▸ Instructions:
(A) Copy out the part of the foundation thread that opens with the words containing "I'm not very" and closes with "Revlon Colorstay foundation.".
(B) Edit the part of the rows that opens with the line containing "stat-value: 18.9 — [514, 292, 559, 318]" and closes with the line containing "icon-glyph — [477, 462, 483, 468]", replacing "confirmed-icon" with "approved-icon" and leaving everything else unchanged. Return only those lines.

▸ Source:

++++++++++

# Quick help - foundation



## Willa (Feb 20, 2009)

Hello ladies and gent.

I need your help on something quick

Tomorrow I'll participate to my first photoshoot
It's actually an event where amateurs reunite (photographers, models, stylists, muas...) so there is no pressure really. But from what I've heard, I'll probably be the only MUA there. 

The fact is : I'm taking a makeup class on weekends (as I stated before), so I have a good traincase, but my foundations range is limited to pale skin. My darkest foundation is #140 from MUFE HD. 

I'm not very rich right now, and I need to get maybe 2 or 3 other bottles tonight and my budget is very limited, so I was thinking about Revlon Colorstay foundation.

Is it good?

Can you recommend me something else?
Not much more than 15-20$ a bottle...

Thank you


----------



## stronqerx (Feb 20, 2009)

I think Revlon Colorstay is your best bet right now. Personally I haven't used it, but I am running low on my sff and I am broke right now so I plan on picking one up today..lol. I was looking at the website and they have a wide range of colors. I've read a lot of good reviews on this foundation, I think it's the best drugstore foundation to go for.


----------



## Curly1908 (Feb 23, 2009)

I am (I repeat, I am) a makeup newbie so take my advice with a HUGE grain of salt.  

The Covergirl Queen Collection has a fairly large array of foundation colors for darker skintones.  I've never personally used it, but many of my friends SWEAR by it.  And it has a rate of 4.6 out of 5 on MakeupAlley.  It cost like $5-7.


----------



## Willa (Feb 23, 2009)

Wow...
Thanks for the advice girls

I bought 2 bottles of Maybeline's Mineral Power Healthy Perfection Liquid Foundation. It worked great, I used it on 2 persons, a man and a woman.

I'll def. look at Cover Girl's Queen foundation

They didnt have a great range of colors at the store, I went at my parent's place and at the same time went at the drugstore there. The clientele there is mostly caucasian, so they only carry lighter shades


----------

++++++++++

▸ Provided information:
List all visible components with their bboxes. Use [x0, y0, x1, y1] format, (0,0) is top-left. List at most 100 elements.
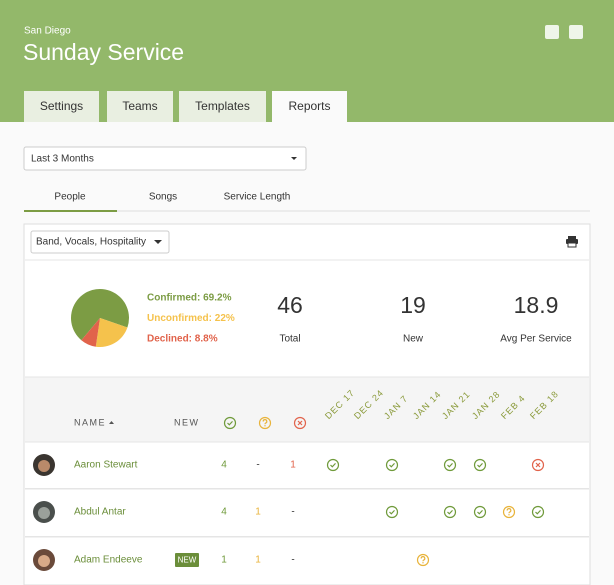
stat-value: 18.9 — [514, 292, 559, 318]
icon-ring — [293, 416, 307, 430]
location: San Diego — [24, 26, 71, 37]
caret — [291, 157, 297, 160]
confirmed-icon — [443, 505, 457, 519]
confirmed-icon — [385, 505, 399, 519]
avatar-face — [38, 555, 50, 567]
icon-glyph — [477, 462, 483, 468]
icon-glyph — [447, 509, 453, 515]
pie-slice — [81, 318, 100, 347]
tab[interactable] — [107, 91, 173, 122]
pie-legend-label: Confirmed: 69.2% — [147, 293, 232, 304]
icon-glyph — [420, 556, 426, 562]
unconfirmed-count: 1 — [255, 555, 261, 566]
new-badge — [175, 553, 199, 567]
tab[interactable] — [272, 91, 347, 122]
date-range-select[interactable] — [23, 146, 307, 171]
unconfirmed-icon — [502, 505, 516, 519]
unconfirmed-icon — [258, 416, 272, 430]
new-badge-label: NEW — [178, 556, 197, 565]
delete-button[interactable] — [569, 25, 583, 39]
declined-icon — [293, 416, 307, 430]
pie-slice — [71, 289, 129, 341]
confirmed-icon — [473, 505, 487, 519]
confirmed-icon — [531, 505, 545, 519]
confirmed-icon — [443, 458, 457, 472]
declined-icon — [531, 458, 545, 472]
icon-glyph — [389, 509, 395, 515]
tab-label: Reports — [288, 99, 330, 113]
confirmed-icon — [385, 458, 399, 472]
confirmed-icon — [223, 416, 237, 430]
icon-ring — [531, 505, 545, 519]
person-name[interactable]: Adam Endeeve — [74, 555, 143, 566]
confirmed-icon — [473, 458, 487, 472]
stat-label: New — [403, 334, 424, 345]
icon-glyph — [297, 420, 303, 426]
person-name[interactable]: Aaron Stewart — [74, 460, 138, 471]
avatar-face — [38, 460, 50, 472]
subtab[interactable]: People — [54, 192, 86, 203]
page-title: Sunday Service — [23, 39, 184, 65]
avatar-face — [38, 507, 50, 519]
icon-ring — [385, 505, 399, 519]
table-header — [25, 377, 589, 442]
icon-ring — [443, 458, 457, 472]
tab-label: Templates — [195, 99, 250, 113]
new-column-header: NEW — [174, 417, 200, 427]
name-column-header[interactable]: NAME — [74, 417, 106, 427]
icon-glyph — [262, 419, 268, 425]
icon-ring — [473, 505, 487, 519]
icon-glyph — [447, 462, 453, 468]
icon-dot — [264, 425, 266, 427]
icon-glyph — [535, 509, 541, 515]
declined-count: 1 — [290, 460, 296, 471]
stat-value: 19 — [400, 292, 426, 318]
icon-dot — [422, 562, 424, 564]
icon-ring — [385, 458, 399, 472]
tab[interactable] — [179, 91, 266, 122]
declined-count: - — [291, 555, 294, 566]
icon-glyph — [227, 420, 233, 426]
header-button[interactable] — [545, 25, 559, 39]
confirmed-count: 1 — [221, 555, 227, 566]
icon-glyph — [535, 462, 541, 468]
person-name[interactable]: Abdul Antar — [74, 507, 126, 518]
date-range-value: Last 3 Months — [31, 154, 94, 165]
unconfirmed-count: - — [256, 460, 259, 471]
icon-dot — [508, 514, 510, 516]
print-button[interactable] — [566, 236, 578, 248]
team-filter-value: Band, Vocals, Hospitality — [36, 237, 146, 248]
confirmed-icon — [326, 458, 340, 472]
stat-label: Avg Per Service — [500, 334, 572, 345]
icon-ring — [223, 416, 237, 430]
icon-glyph — [477, 509, 483, 515]
icon-ring — [258, 416, 272, 430]
icon-ring — [443, 505, 457, 519]
icon-ring — [502, 505, 516, 519]
team-filter-select[interactable] — [30, 230, 170, 254]
icon-ring — [473, 458, 487, 472]
unconfirmed-icon — [416, 553, 430, 567]
icon-glyph — [506, 508, 512, 514]
tab[interactable] — [24, 91, 99, 122]
icon-ring — [326, 458, 340, 472]
declined-count: - — [291, 507, 294, 518]
stat-label: Total — [279, 334, 300, 345]
confirmed-count: 4 — [221, 460, 227, 471]
pie-legend-label: Unconfirmed: 22% — [147, 313, 235, 324]
icon-ring — [416, 553, 430, 567]
pie-legend-label: Declined: 8.8% — [147, 334, 218, 345]
tab-label: Settings — [40, 99, 83, 113]
subtab[interactable]: Songs — [149, 192, 177, 203]
caret — [154, 240, 162, 244]
confirmed-count: 4 — [221, 507, 227, 518]
stat-value: 46 — [277, 292, 303, 318]
subtab[interactable]: Service Length — [224, 192, 291, 203]
icon-ring — [531, 458, 545, 472]
pie-slice — [95, 318, 128, 347]
tab-label: Teams — [122, 99, 157, 113]
sort-arrow — [109, 421, 114, 424]
icon-glyph — [330, 462, 336, 468]
unconfirmed-count: 1 — [255, 507, 261, 518]
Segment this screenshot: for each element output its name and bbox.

++++++++++

▸ Expected outputs:
(A)
I'm not very rich right now, and I need to get maybe 2 or 3 other bottles tonight and my budget is very limited, so I was thinking about Revlon Colorstay foundation.

(B)
stat-value: 18.9 — [514, 292, 559, 318]
icon-ring — [293, 416, 307, 430]
location: San Diego — [24, 26, 71, 37]
caret — [291, 157, 297, 160]
approved-icon — [443, 505, 457, 519]
approved-icon — [385, 505, 399, 519]
avatar-face — [38, 555, 50, 567]
icon-glyph — [477, 462, 483, 468]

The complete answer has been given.